• _WHAT THE TASK ASKS_: Please rewrite all the lines of the records with "YaBoiMammon" changed to "MammonFan" everywhere it appears. Keep everything else unchanged.

BEGIN SUPPLIED DATA

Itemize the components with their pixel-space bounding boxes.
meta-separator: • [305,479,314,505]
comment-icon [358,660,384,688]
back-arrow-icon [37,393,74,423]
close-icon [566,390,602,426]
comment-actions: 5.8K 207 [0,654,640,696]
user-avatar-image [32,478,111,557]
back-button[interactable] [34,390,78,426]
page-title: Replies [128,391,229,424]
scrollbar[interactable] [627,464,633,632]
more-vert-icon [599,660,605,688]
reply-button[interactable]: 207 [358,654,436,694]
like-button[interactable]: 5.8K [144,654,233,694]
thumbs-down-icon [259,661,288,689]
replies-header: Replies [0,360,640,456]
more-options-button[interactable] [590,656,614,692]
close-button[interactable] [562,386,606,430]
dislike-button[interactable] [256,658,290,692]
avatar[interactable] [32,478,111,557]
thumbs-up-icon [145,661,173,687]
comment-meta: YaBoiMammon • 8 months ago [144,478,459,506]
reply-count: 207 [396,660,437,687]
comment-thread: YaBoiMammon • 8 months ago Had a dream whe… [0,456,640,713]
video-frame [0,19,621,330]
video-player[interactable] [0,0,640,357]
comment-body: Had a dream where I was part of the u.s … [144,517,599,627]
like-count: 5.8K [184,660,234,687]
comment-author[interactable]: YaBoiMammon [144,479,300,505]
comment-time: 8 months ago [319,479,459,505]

END SUPPLIED DATA

• _WRITTEN RESPONSE_:
Itemize the components with their pixel-space bounding boxes.
meta-separator: • [305,479,314,505]
comment-icon [358,660,384,688]
back-arrow-icon [37,393,74,423]
close-icon [566,390,602,426]
comment-actions: 5.8K 207 [0,654,640,696]
user-avatar-image [32,478,111,557]
back-button[interactable] [34,390,78,426]
page-title: Replies [128,391,229,424]
scrollbar[interactable] [627,464,633,632]
more-vert-icon [599,660,605,688]
reply-button[interactable]: 207 [358,654,436,694]
like-button[interactable]: 5.8K [144,654,233,694]
thumbs-down-icon [259,661,288,689]
replies-header: Replies [0,360,640,456]
more-options-button[interactable] [590,656,614,692]
close-button[interactable] [562,386,606,430]
dislike-button[interactable] [256,658,290,692]
avatar[interactable] [32,478,111,557]
thumbs-up-icon [145,661,173,687]
comment-meta: MammonFan • 8 months ago [144,478,459,506]
reply-count: 207 [396,660,437,687]
comment-thread: MammonFan • 8 months ago Had a dream whe… [0,456,640,713]
video-frame [0,19,621,330]
video-player[interactable] [0,0,640,357]
comment-body: Had a dream where I was part of the u.s … [144,517,599,627]
like-count: 5.8K [184,660,234,687]
comment-author[interactable]: MammonFan [144,479,300,505]
comment-time: 8 months ago [319,479,459,505]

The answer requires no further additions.